Set task: Gather every line from the entries below that includes "title".

Provided records:
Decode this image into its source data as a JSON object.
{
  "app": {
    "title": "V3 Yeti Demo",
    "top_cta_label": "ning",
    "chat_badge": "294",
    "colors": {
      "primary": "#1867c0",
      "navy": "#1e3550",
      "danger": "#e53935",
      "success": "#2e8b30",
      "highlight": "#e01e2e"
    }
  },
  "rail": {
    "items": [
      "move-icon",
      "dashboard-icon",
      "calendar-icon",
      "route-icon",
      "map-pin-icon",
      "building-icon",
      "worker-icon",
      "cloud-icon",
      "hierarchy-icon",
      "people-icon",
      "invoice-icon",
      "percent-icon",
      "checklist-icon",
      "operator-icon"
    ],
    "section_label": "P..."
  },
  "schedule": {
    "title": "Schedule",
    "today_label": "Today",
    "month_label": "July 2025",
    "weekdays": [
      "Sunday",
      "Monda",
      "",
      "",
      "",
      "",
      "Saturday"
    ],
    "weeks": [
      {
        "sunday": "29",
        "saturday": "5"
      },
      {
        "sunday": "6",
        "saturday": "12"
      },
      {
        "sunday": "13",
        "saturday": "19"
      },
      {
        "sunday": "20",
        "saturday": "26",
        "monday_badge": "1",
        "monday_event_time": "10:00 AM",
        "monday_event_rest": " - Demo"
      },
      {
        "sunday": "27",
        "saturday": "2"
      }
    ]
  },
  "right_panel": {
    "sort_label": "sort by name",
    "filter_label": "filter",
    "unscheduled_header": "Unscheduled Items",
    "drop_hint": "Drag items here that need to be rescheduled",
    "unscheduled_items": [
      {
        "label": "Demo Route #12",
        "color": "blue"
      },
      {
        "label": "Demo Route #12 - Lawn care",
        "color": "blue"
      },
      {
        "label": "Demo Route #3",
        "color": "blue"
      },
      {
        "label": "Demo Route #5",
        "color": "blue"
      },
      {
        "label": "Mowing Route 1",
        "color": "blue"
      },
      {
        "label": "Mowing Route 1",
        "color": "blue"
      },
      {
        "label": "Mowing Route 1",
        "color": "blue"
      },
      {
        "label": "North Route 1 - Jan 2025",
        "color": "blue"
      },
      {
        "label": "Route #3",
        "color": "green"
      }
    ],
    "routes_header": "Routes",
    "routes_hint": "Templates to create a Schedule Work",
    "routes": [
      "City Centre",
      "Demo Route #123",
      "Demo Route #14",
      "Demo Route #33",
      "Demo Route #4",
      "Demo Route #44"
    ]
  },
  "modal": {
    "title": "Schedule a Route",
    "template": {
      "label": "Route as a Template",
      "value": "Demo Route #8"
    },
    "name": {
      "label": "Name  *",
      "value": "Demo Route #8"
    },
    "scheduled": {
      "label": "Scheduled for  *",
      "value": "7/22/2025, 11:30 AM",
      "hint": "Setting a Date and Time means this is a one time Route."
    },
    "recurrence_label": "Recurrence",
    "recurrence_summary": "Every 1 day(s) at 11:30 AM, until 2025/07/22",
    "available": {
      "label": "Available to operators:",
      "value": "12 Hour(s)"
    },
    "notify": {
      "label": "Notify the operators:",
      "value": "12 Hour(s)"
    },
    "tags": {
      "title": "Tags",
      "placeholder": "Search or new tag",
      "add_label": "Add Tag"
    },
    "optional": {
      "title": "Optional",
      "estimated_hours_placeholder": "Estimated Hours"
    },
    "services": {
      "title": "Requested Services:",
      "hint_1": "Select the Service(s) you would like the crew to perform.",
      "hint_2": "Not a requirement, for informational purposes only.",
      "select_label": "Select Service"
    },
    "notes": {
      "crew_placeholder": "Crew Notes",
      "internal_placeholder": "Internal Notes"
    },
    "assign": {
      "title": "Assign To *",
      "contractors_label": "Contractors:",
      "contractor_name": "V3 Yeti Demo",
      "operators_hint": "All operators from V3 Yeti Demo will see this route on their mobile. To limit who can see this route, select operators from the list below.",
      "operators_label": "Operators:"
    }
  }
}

Task response:
    "title": "V3 Yeti Demo",
    "title": "Schedule",
    "title": "Schedule a Route",
      "title": "Tags",
      "title": "Optional",
      "title": "Requested Services:",
      "title": "Assign To *",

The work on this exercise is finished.